* [What to do] Select all lines with the string "जनपद" in them, and copy those lines.

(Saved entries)
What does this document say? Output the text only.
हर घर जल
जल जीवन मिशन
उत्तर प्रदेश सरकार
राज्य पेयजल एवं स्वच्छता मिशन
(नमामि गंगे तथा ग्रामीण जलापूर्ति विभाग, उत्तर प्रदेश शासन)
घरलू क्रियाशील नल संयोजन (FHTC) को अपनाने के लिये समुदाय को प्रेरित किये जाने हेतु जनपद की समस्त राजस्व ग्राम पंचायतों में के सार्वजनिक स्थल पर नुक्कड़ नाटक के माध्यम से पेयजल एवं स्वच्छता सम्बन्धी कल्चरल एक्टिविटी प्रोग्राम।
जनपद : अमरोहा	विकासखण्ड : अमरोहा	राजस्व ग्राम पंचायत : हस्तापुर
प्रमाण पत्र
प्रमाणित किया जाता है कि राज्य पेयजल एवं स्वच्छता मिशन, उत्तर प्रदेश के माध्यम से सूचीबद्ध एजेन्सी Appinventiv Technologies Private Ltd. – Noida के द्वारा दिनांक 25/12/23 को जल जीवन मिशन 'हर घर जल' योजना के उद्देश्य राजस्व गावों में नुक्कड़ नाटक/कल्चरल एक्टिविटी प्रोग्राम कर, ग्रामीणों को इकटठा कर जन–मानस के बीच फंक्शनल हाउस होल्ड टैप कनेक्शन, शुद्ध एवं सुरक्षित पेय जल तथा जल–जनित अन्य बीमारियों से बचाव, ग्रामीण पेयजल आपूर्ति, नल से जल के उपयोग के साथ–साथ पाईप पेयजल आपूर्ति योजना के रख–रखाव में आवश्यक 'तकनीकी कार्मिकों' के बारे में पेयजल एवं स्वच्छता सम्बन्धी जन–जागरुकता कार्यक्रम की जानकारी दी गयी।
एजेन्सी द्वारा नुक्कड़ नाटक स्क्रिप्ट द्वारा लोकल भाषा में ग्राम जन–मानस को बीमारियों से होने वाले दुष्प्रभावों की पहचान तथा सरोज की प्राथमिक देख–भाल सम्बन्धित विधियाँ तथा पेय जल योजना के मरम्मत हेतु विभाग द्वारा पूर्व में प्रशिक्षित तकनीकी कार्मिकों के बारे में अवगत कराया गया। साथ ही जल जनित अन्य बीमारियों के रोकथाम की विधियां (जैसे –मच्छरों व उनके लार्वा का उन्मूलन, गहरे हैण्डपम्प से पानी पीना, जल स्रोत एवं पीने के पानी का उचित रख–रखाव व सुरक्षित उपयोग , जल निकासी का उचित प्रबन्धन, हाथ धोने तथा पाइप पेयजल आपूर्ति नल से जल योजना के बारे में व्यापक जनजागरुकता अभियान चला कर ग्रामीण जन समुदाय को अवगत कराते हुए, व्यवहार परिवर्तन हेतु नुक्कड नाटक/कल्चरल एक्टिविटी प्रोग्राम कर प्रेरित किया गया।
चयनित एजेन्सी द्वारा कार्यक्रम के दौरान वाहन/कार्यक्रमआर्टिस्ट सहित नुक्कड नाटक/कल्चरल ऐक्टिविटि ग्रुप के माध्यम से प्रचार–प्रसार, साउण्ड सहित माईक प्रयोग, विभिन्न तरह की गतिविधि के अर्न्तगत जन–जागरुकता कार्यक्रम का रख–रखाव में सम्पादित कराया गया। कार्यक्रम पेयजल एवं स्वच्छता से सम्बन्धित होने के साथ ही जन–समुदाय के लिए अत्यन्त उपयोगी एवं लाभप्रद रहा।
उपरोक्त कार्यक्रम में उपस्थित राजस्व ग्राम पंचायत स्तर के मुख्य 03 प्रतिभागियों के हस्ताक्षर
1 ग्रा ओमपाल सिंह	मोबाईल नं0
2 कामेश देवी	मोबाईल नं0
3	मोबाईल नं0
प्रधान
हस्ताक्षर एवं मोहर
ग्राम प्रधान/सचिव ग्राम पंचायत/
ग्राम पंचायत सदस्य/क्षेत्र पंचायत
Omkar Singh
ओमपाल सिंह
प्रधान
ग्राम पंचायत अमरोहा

* [Finished exercise]
घरलू क्रियाशील नल संयोजन (FHTC) को अपनाने के लिये समुदाय को प्रेरित किये जाने हेतु जनपद की समस्त राजस्व ग्राम पंचायतों में के सार्वजनिक स्थल पर नुक्कड़ नाटक के माध्यम से पेयजल एवं स्वच्छता सम्बन्धी कल्चरल एक्टिविटी प्रोग्राम।
जनपद : अमरोहा	विकासखण्ड : अमरोहा	राजस्व ग्राम पंचायत : हस्तापुर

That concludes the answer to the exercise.